# start of PROVIDED RECORDS

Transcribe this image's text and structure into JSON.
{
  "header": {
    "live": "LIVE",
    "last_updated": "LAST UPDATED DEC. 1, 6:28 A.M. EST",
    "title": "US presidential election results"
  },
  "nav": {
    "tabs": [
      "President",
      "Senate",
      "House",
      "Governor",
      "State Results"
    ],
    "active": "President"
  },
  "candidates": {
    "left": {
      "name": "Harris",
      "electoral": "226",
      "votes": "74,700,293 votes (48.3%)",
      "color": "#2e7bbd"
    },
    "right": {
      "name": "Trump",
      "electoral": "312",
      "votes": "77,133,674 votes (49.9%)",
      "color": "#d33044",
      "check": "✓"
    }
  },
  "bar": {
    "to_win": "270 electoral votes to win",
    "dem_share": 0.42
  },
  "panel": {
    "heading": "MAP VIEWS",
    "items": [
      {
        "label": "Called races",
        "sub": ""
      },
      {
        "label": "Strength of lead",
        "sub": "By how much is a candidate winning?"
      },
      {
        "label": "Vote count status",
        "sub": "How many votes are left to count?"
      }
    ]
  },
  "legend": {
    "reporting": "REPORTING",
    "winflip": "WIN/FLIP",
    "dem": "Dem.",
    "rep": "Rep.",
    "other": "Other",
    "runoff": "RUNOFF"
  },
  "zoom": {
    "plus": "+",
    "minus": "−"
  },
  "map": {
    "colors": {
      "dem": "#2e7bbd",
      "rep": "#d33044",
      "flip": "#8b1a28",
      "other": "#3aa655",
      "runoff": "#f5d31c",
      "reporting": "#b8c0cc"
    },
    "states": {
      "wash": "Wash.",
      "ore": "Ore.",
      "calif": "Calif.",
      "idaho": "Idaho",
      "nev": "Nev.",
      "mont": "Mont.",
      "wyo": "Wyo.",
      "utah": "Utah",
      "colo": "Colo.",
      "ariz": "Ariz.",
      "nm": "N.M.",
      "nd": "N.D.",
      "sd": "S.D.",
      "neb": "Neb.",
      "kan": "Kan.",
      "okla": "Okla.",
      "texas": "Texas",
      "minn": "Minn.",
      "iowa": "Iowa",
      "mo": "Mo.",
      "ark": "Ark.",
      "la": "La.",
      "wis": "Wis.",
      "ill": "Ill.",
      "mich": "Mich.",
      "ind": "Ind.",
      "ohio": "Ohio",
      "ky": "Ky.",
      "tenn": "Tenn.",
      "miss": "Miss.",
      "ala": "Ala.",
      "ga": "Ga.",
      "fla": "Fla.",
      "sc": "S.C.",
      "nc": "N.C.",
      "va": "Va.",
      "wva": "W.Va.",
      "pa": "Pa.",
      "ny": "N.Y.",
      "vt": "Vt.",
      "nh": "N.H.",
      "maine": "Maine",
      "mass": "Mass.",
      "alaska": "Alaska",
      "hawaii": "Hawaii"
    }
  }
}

# end of PROVIDED RECORDS
# start of PROVIDED RECORDS

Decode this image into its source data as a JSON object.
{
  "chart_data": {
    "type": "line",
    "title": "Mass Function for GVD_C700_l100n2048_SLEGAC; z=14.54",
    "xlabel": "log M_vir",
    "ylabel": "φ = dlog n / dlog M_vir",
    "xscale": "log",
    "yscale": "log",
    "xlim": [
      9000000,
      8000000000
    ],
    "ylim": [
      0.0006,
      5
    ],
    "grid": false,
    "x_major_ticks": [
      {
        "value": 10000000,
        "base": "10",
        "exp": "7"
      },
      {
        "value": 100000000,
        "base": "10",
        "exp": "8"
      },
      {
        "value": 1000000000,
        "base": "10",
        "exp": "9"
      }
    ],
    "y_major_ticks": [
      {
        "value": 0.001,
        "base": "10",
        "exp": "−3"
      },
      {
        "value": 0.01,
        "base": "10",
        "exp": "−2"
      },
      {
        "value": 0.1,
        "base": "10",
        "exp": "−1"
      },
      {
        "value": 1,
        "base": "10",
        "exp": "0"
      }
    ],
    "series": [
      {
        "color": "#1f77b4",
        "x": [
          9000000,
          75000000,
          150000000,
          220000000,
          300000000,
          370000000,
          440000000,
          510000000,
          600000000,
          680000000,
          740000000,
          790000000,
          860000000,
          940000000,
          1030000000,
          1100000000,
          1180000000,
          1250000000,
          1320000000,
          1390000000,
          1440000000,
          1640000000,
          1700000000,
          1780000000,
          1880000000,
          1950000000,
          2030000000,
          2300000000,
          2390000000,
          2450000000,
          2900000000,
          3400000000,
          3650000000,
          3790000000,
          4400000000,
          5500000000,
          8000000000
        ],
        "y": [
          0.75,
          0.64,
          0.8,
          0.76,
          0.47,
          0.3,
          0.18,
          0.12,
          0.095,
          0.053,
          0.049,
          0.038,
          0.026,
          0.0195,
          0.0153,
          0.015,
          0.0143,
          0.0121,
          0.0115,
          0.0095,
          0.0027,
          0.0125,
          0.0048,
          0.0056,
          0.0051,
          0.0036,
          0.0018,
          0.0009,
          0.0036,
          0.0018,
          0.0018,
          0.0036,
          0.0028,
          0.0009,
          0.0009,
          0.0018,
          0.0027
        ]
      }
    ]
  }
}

# end of PROVIDED RECORDS

Look for the word "count" and return every line where it occurs.

        "label": "Vote count status",
        "sub": "How many votes are left to count?"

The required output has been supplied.